**** Entries supplied

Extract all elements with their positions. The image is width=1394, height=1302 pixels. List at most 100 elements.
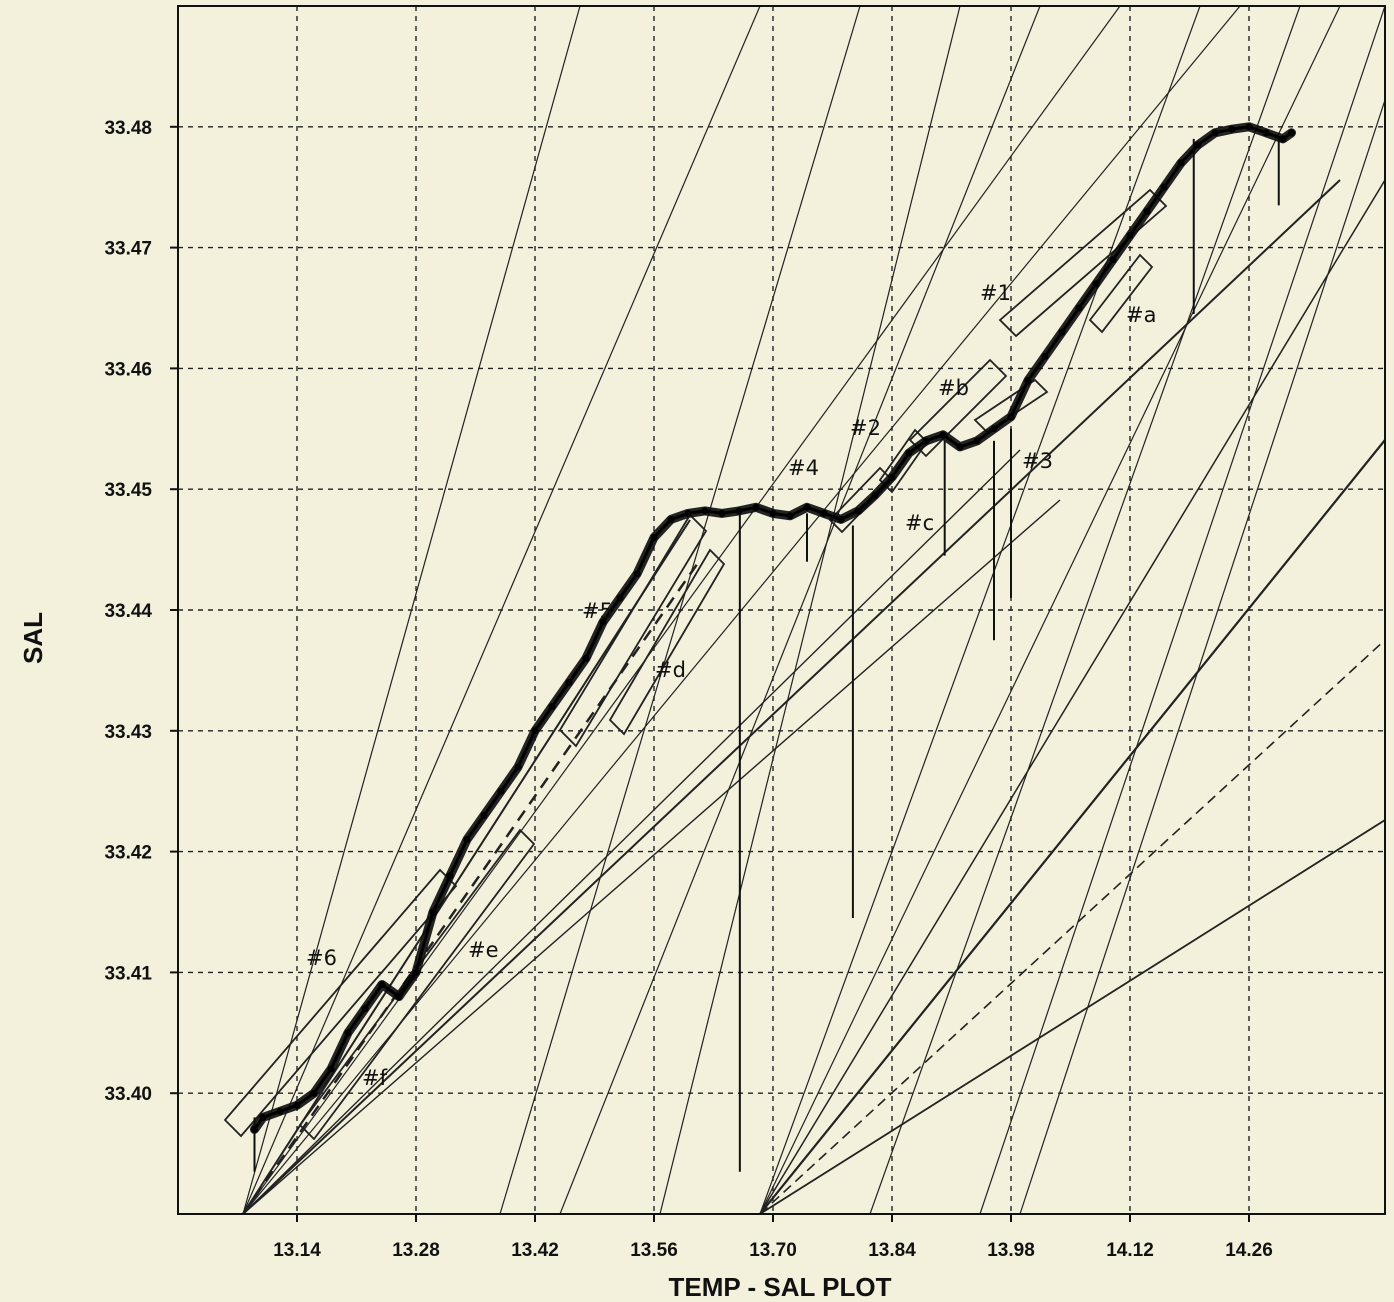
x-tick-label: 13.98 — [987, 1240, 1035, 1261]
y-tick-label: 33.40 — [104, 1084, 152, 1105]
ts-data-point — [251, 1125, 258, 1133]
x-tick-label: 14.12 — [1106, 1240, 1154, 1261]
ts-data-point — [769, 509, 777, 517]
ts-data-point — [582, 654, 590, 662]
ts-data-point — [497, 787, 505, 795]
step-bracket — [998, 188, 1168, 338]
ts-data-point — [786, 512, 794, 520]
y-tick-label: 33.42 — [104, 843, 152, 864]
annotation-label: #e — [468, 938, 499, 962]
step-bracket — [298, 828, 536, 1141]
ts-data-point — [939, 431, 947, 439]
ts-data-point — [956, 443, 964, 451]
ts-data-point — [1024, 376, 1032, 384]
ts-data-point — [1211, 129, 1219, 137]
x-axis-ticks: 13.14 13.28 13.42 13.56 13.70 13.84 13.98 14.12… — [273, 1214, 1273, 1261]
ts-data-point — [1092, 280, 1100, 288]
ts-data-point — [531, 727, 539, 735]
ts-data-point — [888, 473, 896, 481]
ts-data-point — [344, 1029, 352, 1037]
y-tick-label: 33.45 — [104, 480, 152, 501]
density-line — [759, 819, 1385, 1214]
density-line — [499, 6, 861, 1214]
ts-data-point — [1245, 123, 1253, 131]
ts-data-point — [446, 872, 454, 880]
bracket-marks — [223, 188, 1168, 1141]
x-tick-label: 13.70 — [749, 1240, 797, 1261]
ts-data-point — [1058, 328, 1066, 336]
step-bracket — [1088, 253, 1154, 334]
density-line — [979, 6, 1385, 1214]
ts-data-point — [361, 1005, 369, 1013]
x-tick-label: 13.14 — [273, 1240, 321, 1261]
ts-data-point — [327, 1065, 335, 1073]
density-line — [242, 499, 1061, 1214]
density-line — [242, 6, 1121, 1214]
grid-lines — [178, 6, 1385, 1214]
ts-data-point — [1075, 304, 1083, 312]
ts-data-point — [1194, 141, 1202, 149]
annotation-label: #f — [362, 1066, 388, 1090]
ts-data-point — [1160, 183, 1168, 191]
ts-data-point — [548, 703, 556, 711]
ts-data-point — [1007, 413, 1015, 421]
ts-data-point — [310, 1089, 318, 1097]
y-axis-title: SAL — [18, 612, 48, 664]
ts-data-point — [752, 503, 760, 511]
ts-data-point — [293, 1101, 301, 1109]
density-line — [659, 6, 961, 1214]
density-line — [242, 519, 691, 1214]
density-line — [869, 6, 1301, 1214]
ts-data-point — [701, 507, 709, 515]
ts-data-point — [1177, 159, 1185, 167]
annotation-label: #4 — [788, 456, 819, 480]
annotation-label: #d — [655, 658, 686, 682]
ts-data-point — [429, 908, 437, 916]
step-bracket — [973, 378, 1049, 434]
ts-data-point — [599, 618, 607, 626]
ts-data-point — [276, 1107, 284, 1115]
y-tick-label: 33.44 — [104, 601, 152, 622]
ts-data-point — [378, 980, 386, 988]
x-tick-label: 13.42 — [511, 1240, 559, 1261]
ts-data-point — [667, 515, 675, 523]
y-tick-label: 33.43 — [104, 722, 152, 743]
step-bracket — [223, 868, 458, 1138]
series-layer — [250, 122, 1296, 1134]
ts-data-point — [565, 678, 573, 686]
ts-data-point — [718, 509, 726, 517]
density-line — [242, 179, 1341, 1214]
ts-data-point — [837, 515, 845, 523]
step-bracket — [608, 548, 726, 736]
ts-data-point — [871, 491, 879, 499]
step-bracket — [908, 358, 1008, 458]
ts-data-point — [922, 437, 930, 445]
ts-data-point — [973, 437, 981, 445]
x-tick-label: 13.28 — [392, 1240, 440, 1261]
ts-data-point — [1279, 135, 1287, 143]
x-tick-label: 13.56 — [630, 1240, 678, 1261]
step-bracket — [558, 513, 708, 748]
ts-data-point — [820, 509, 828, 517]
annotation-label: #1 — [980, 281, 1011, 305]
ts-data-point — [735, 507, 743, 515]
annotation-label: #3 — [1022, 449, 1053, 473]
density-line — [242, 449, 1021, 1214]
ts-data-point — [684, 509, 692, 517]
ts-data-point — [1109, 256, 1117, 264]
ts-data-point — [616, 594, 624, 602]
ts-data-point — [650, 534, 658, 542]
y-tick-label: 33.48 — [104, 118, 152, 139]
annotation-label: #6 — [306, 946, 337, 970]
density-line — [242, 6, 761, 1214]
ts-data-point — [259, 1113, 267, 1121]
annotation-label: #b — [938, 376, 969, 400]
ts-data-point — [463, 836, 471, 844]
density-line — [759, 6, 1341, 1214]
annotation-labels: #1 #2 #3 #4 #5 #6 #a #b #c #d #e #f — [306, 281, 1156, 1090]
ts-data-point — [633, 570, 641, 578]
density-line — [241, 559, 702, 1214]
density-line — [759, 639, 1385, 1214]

********

Please write out these lines again with every "density-line" renamed to "density-curve" and nothing else changed, leaving the pictures out.

Result for this task
Extract all elements with their positions. The image is width=1394, height=1302 pixels. List at most 100 elements.
x-tick-label: 13.98 — [987, 1240, 1035, 1261]
y-tick-label: 33.40 — [104, 1084, 152, 1105]
ts-data-point — [251, 1125, 258, 1133]
x-tick-label: 14.12 — [1106, 1240, 1154, 1261]
ts-data-point — [769, 509, 777, 517]
ts-data-point — [582, 654, 590, 662]
ts-data-point — [497, 787, 505, 795]
step-bracket — [998, 188, 1168, 338]
ts-data-point — [786, 512, 794, 520]
y-tick-label: 33.42 — [104, 843, 152, 864]
annotation-label: #e — [468, 938, 499, 962]
step-bracket — [298, 828, 536, 1141]
ts-data-point — [939, 431, 947, 439]
ts-data-point — [956, 443, 964, 451]
ts-data-point — [1024, 376, 1032, 384]
ts-data-point — [1211, 129, 1219, 137]
x-axis-ticks: 13.14 13.28 13.42 13.56 13.70 13.84 13.98 14.12… — [273, 1214, 1273, 1261]
ts-data-point — [1092, 280, 1100, 288]
ts-data-point — [531, 727, 539, 735]
ts-data-point — [888, 473, 896, 481]
ts-data-point — [344, 1029, 352, 1037]
y-tick-label: 33.45 — [104, 480, 152, 501]
density-curve — [759, 819, 1385, 1214]
density-curve — [499, 6, 861, 1214]
ts-data-point — [1245, 123, 1253, 131]
ts-data-point — [446, 872, 454, 880]
bracket-marks — [223, 188, 1168, 1141]
x-tick-label: 13.70 — [749, 1240, 797, 1261]
ts-data-point — [1058, 328, 1066, 336]
step-bracket — [1088, 253, 1154, 334]
density-curve — [979, 6, 1385, 1214]
ts-data-point — [361, 1005, 369, 1013]
x-tick-label: 13.14 — [273, 1240, 321, 1261]
ts-data-point — [327, 1065, 335, 1073]
density-curve — [242, 499, 1061, 1214]
density-curve — [242, 6, 1121, 1214]
grid-lines — [178, 6, 1385, 1214]
ts-data-point — [1075, 304, 1083, 312]
ts-data-point — [1194, 141, 1202, 149]
annotation-label: #f — [362, 1066, 388, 1090]
ts-data-point — [1160, 183, 1168, 191]
ts-data-point — [548, 703, 556, 711]
ts-data-point — [1007, 413, 1015, 421]
ts-data-point — [310, 1089, 318, 1097]
y-axis-title: SAL — [18, 612, 48, 664]
ts-data-point — [752, 503, 760, 511]
ts-data-point — [293, 1101, 301, 1109]
density-curve — [659, 6, 961, 1214]
density-curve — [242, 519, 691, 1214]
density-curve — [869, 6, 1301, 1214]
ts-data-point — [701, 507, 709, 515]
ts-data-point — [1177, 159, 1185, 167]
annotation-label: #4 — [788, 456, 819, 480]
annotation-label: #d — [655, 658, 686, 682]
ts-data-point — [429, 908, 437, 916]
step-bracket — [973, 378, 1049, 434]
ts-data-point — [599, 618, 607, 626]
ts-data-point — [276, 1107, 284, 1115]
y-tick-label: 33.44 — [104, 601, 152, 622]
ts-data-point — [378, 980, 386, 988]
x-tick-label: 13.42 — [511, 1240, 559, 1261]
ts-data-point — [667, 515, 675, 523]
y-tick-label: 33.43 — [104, 722, 152, 743]
step-bracket — [223, 868, 458, 1138]
series-layer — [250, 122, 1296, 1134]
ts-data-point — [565, 678, 573, 686]
ts-data-point — [718, 509, 726, 517]
density-curve — [242, 179, 1341, 1214]
ts-data-point — [837, 515, 845, 523]
step-bracket — [608, 548, 726, 736]
ts-data-point — [871, 491, 879, 499]
step-bracket — [908, 358, 1008, 458]
ts-data-point — [922, 437, 930, 445]
ts-data-point — [973, 437, 981, 445]
x-tick-label: 13.28 — [392, 1240, 440, 1261]
ts-data-point — [1279, 135, 1287, 143]
x-tick-label: 13.56 — [630, 1240, 678, 1261]
step-bracket — [558, 513, 708, 748]
ts-data-point — [820, 509, 828, 517]
annotation-label: #1 — [980, 281, 1011, 305]
ts-data-point — [735, 507, 743, 515]
annotation-label: #3 — [1022, 449, 1053, 473]
density-curve — [242, 449, 1021, 1214]
ts-data-point — [684, 509, 692, 517]
ts-data-point — [1109, 256, 1117, 264]
ts-data-point — [616, 594, 624, 602]
ts-data-point — [650, 534, 658, 542]
y-tick-label: 33.48 — [104, 118, 152, 139]
annotation-label: #6 — [306, 946, 337, 970]
density-curve — [242, 6, 761, 1214]
ts-data-point — [259, 1113, 267, 1121]
annotation-label: #b — [938, 376, 969, 400]
ts-data-point — [463, 836, 471, 844]
density-curve — [759, 6, 1341, 1214]
annotation-labels: #1 #2 #3 #4 #5 #6 #a #b #c #d #e #f — [306, 281, 1156, 1090]
ts-data-point — [633, 570, 641, 578]
density-curve — [241, 559, 702, 1214]
density-curve — [759, 639, 1385, 1214]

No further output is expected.